* Work to be completed: Quote the records that follow in full, leaving the pictures out.

─── Given records ───

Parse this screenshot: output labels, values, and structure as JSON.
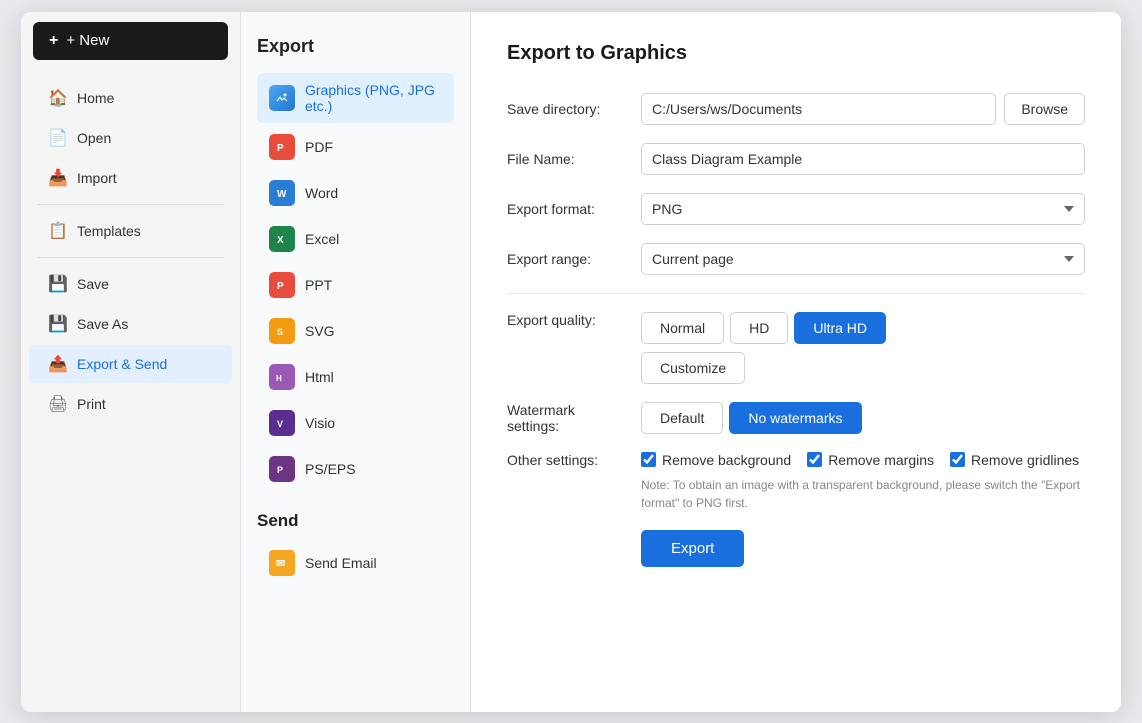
{
  "sidebar": {
    "new_button": "+ New",
    "items": [
      {
        "id": "home",
        "label": "Home",
        "icon": "🏠"
      },
      {
        "id": "open",
        "label": "Open",
        "icon": "📄"
      },
      {
        "id": "import",
        "label": "Import",
        "icon": "📥"
      },
      {
        "id": "templates",
        "label": "Templates",
        "icon": "📋"
      },
      {
        "id": "save",
        "label": "Save",
        "icon": "💾"
      },
      {
        "id": "save-as",
        "label": "Save As",
        "icon": "💾"
      },
      {
        "id": "export-send",
        "label": "Export & Send",
        "icon": "📤"
      },
      {
        "id": "print",
        "label": "Print",
        "icon": "🖨"
      }
    ]
  },
  "export_panel": {
    "title": "Export",
    "items": [
      {
        "id": "graphics",
        "label": "Graphics (PNG, JPG etc.)",
        "iconClass": "icon-graphics",
        "iconText": "🖼"
      },
      {
        "id": "pdf",
        "label": "PDF",
        "iconClass": "icon-pdf",
        "iconText": "P"
      },
      {
        "id": "word",
        "label": "Word",
        "iconClass": "icon-word",
        "iconText": "W"
      },
      {
        "id": "excel",
        "label": "Excel",
        "iconClass": "icon-excel",
        "iconText": "X"
      },
      {
        "id": "ppt",
        "label": "PPT",
        "iconClass": "icon-ppt",
        "iconText": "P"
      },
      {
        "id": "svg",
        "label": "SVG",
        "iconClass": "icon-svg",
        "iconText": "S"
      },
      {
        "id": "html",
        "label": "Html",
        "iconClass": "icon-html",
        "iconText": "H"
      },
      {
        "id": "visio",
        "label": "Visio",
        "iconClass": "icon-visio",
        "iconText": "V"
      },
      {
        "id": "pseps",
        "label": "PS/EPS",
        "iconClass": "icon-pseps",
        "iconText": "P"
      }
    ],
    "send_title": "Send",
    "send_items": [
      {
        "id": "email",
        "label": "Send Email",
        "iconClass": "icon-email",
        "iconText": "✉"
      }
    ]
  },
  "right_panel": {
    "title": "Export to Graphics",
    "save_directory_label": "Save directory:",
    "save_directory_value": "C:/Users/ws/Documents",
    "browse_label": "Browse",
    "file_name_label": "File Name:",
    "file_name_value": "Class Diagram Example",
    "export_format_label": "Export format:",
    "export_format_value": "PNG",
    "export_range_label": "Export range:",
    "export_range_value": "Current page",
    "export_quality_label": "Export quality:",
    "quality_options": [
      {
        "id": "normal",
        "label": "Normal",
        "selected": false
      },
      {
        "id": "hd",
        "label": "HD",
        "selected": false
      },
      {
        "id": "ultrahd",
        "label": "Ultra HD",
        "selected": true
      }
    ],
    "customize_label": "Customize",
    "watermark_label": "Watermark settings:",
    "watermark_options": [
      {
        "id": "default",
        "label": "Default",
        "selected": false
      },
      {
        "id": "no-watermarks",
        "label": "No watermarks",
        "selected": true
      }
    ],
    "other_settings_label": "Other settings:",
    "checkboxes": [
      {
        "id": "remove-bg",
        "label": "Remove background",
        "checked": true
      },
      {
        "id": "remove-margins",
        "label": "Remove margins",
        "checked": true
      },
      {
        "id": "remove-gridlines",
        "label": "Remove gridlines",
        "checked": true
      }
    ],
    "note": "Note: To obtain an image with a transparent background, please switch the \"Export format\" to PNG first.",
    "export_button": "Export"
  }
}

───

* Answer to this exercise:
Parse this screenshot: output labels, values, and structure as JSON.
{
  "sidebar": {
    "new_button": "+ New",
    "items": [
      {
        "id": "home",
        "label": "Home",
        "icon": "🏠"
      },
      {
        "id": "open",
        "label": "Open",
        "icon": "📄"
      },
      {
        "id": "import",
        "label": "Import",
        "icon": "📥"
      },
      {
        "id": "templates",
        "label": "Templates",
        "icon": "📋"
      },
      {
        "id": "save",
        "label": "Save",
        "icon": "💾"
      },
      {
        "id": "save-as",
        "label": "Save As",
        "icon": "💾"
      },
      {
        "id": "export-send",
        "label": "Export & Send",
        "icon": "📤"
      },
      {
        "id": "print",
        "label": "Print",
        "icon": "🖨"
      }
    ]
  },
  "export_panel": {
    "title": "Export",
    "items": [
      {
        "id": "graphics",
        "label": "Graphics (PNG, JPG etc.)",
        "iconClass": "icon-graphics",
        "iconText": "🖼"
      },
      {
        "id": "pdf",
        "label": "PDF",
        "iconClass": "icon-pdf",
        "iconText": "P"
      },
      {
        "id": "word",
        "label": "Word",
        "iconClass": "icon-word",
        "iconText": "W"
      },
      {
        "id": "excel",
        "label": "Excel",
        "iconClass": "icon-excel",
        "iconText": "X"
      },
      {
        "id": "ppt",
        "label": "PPT",
        "iconClass": "icon-ppt",
        "iconText": "P"
      },
      {
        "id": "svg",
        "label": "SVG",
        "iconClass": "icon-svg",
        "iconText": "S"
      },
      {
        "id": "html",
        "label": "Html",
        "iconClass": "icon-html",
        "iconText": "H"
      },
      {
        "id": "visio",
        "label": "Visio",
        "iconClass": "icon-visio",
        "iconText": "V"
      },
      {
        "id": "pseps",
        "label": "PS/EPS",
        "iconClass": "icon-pseps",
        "iconText": "P"
      }
    ],
    "send_title": "Send",
    "send_items": [
      {
        "id": "email",
        "label": "Send Email",
        "iconClass": "icon-email",
        "iconText": "✉"
      }
    ]
  },
  "right_panel": {
    "title": "Export to Graphics",
    "save_directory_label": "Save directory:",
    "save_directory_value": "C:/Users/ws/Documents",
    "browse_label": "Browse",
    "file_name_label": "File Name:",
    "file_name_value": "Class Diagram Example",
    "export_format_label": "Export format:",
    "export_format_value": "PNG",
    "export_range_label": "Export range:",
    "export_range_value": "Current page",
    "export_quality_label": "Export quality:",
    "quality_options": [
      {
        "id": "normal",
        "label": "Normal",
        "selected": false
      },
      {
        "id": "hd",
        "label": "HD",
        "selected": false
      },
      {
        "id": "ultrahd",
        "label": "Ultra HD",
        "selected": true
      }
    ],
    "customize_label": "Customize",
    "watermark_label": "Watermark settings:",
    "watermark_options": [
      {
        "id": "default",
        "label": "Default",
        "selected": false
      },
      {
        "id": "no-watermarks",
        "label": "No watermarks",
        "selected": true
      }
    ],
    "other_settings_label": "Other settings:",
    "checkboxes": [
      {
        "id": "remove-bg",
        "label": "Remove background",
        "checked": true
      },
      {
        "id": "remove-margins",
        "label": "Remove margins",
        "checked": true
      },
      {
        "id": "remove-gridlines",
        "label": "Remove gridlines",
        "checked": true
      }
    ],
    "note": "Note: To obtain an image with a transparent background, please switch the \"Export format\" to PNG first.",
    "export_button": "Export"
  }
}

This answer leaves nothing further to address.